• AIM:
In the lines below, find how many contain the word "structured" and report that figure alone.

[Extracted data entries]
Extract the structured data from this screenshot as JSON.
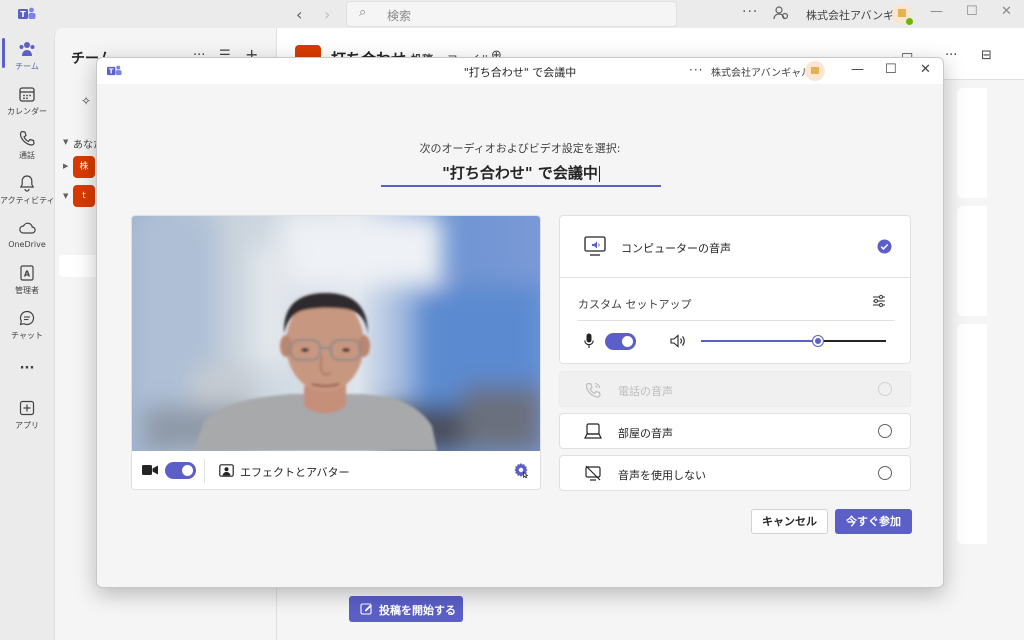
{
  "titlebar": {
    "search_placeholder": "検索",
    "org_name": "株式会社アバンギ...",
    "more": "···"
  },
  "rail": {
    "items": [
      {
        "label": "チーム",
        "icon": "teams-icon"
      },
      {
        "label": "カレンダー",
        "icon": "calendar-icon"
      },
      {
        "label": "通話",
        "icon": "phone-icon"
      },
      {
        "label": "アクティビティ",
        "icon": "bell-icon"
      },
      {
        "label": "OneDrive",
        "icon": "cloud-icon"
      },
      {
        "label": "管理者",
        "icon": "admin-icon"
      },
      {
        "label": "チャット",
        "icon": "chat-icon"
      },
      {
        "label": "···",
        "icon": "more-icon"
      },
      {
        "label": "アプリ",
        "icon": "apps-icon"
      }
    ]
  },
  "teams_panel": {
    "title": "チーム",
    "section": "あなた",
    "teams": [
      {
        "initial": "株"
      },
      {
        "initial": "t"
      }
    ]
  },
  "channel": {
    "title": "打ち合わせ",
    "tabs": [
      "投稿",
      "ファイル"
    ],
    "start_post": "投稿を開始する"
  },
  "dialog": {
    "title": "\"打ち合わせ\" で会議中",
    "org_name": "株式会社アバンギャルド",
    "more": "···",
    "choose_label": "次のオーディオおよびビデオ設定を選択:",
    "meeting_name": "\"打ち合わせ\" で会議中",
    "video": {
      "camera_on": true,
      "effects_label": "エフェクトとアバター"
    },
    "audio": {
      "computer_label": "コンピューターの音声",
      "custom_setup_label": "カスタム セットアップ",
      "mic_on": true,
      "speaker_volume": 0.63,
      "phone_label": "電話の音声",
      "room_label": "部屋の音声",
      "none_label": "音声を使用しない"
    },
    "cancel_label": "キャンセル",
    "join_label": "今すぐ参加"
  },
  "colors": {
    "accent": "#5b5fc7",
    "badge": "#d83b01"
  }
}
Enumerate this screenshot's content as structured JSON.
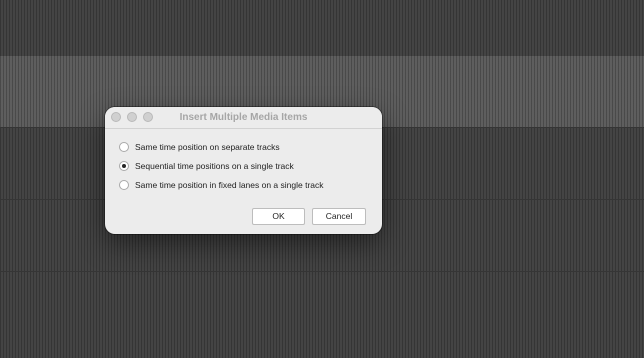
{
  "dialog": {
    "title": "Insert Multiple Media Items",
    "options": [
      {
        "label": "Same time position on separate tracks",
        "selected": false
      },
      {
        "label": "Sequential time positions on a single track",
        "selected": true
      },
      {
        "label": "Same time position in fixed lanes on a single track",
        "selected": false
      }
    ],
    "buttons": {
      "ok": "OK",
      "cancel": "Cancel"
    }
  }
}
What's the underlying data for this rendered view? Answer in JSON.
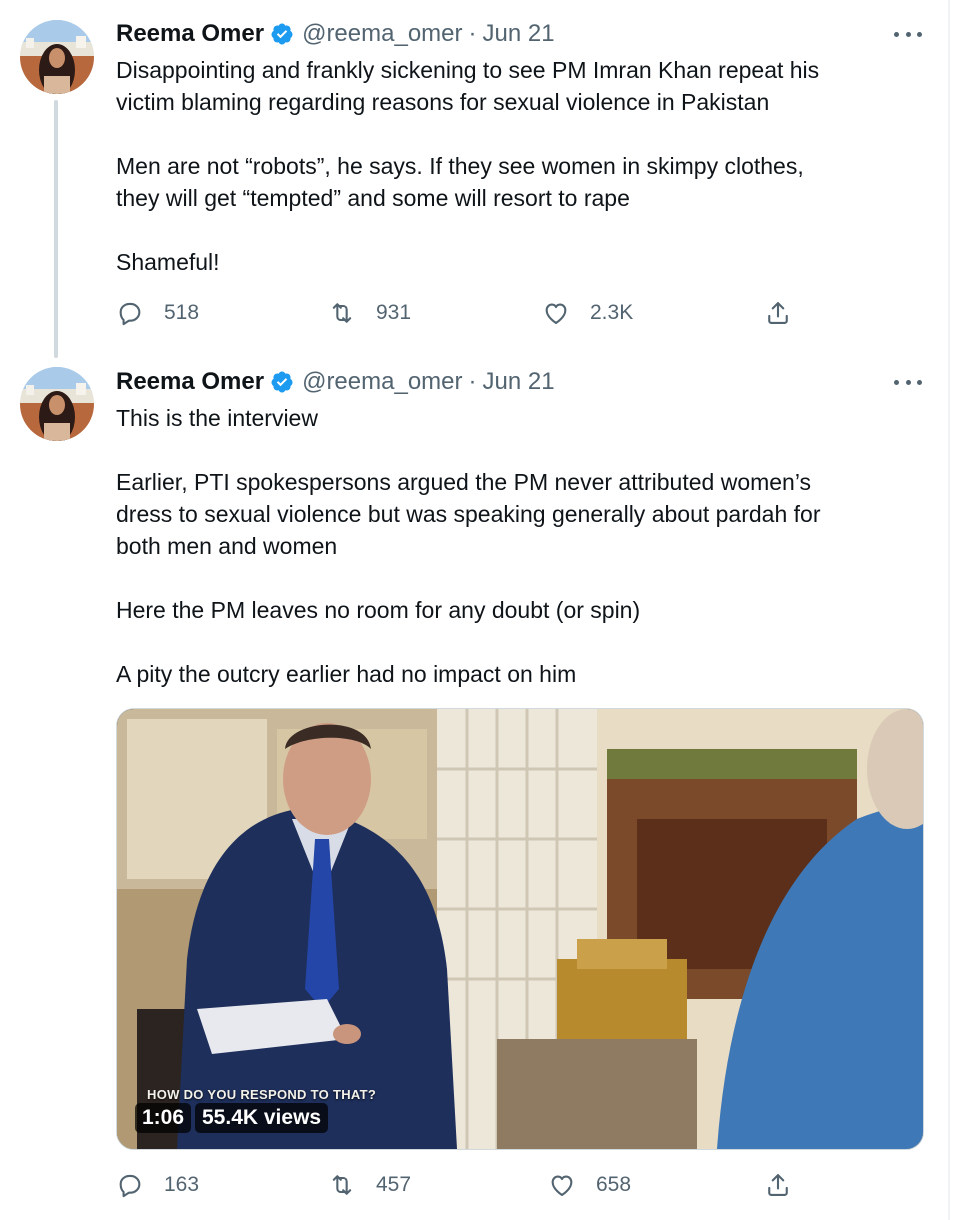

• FINISHED EXERCISE:
2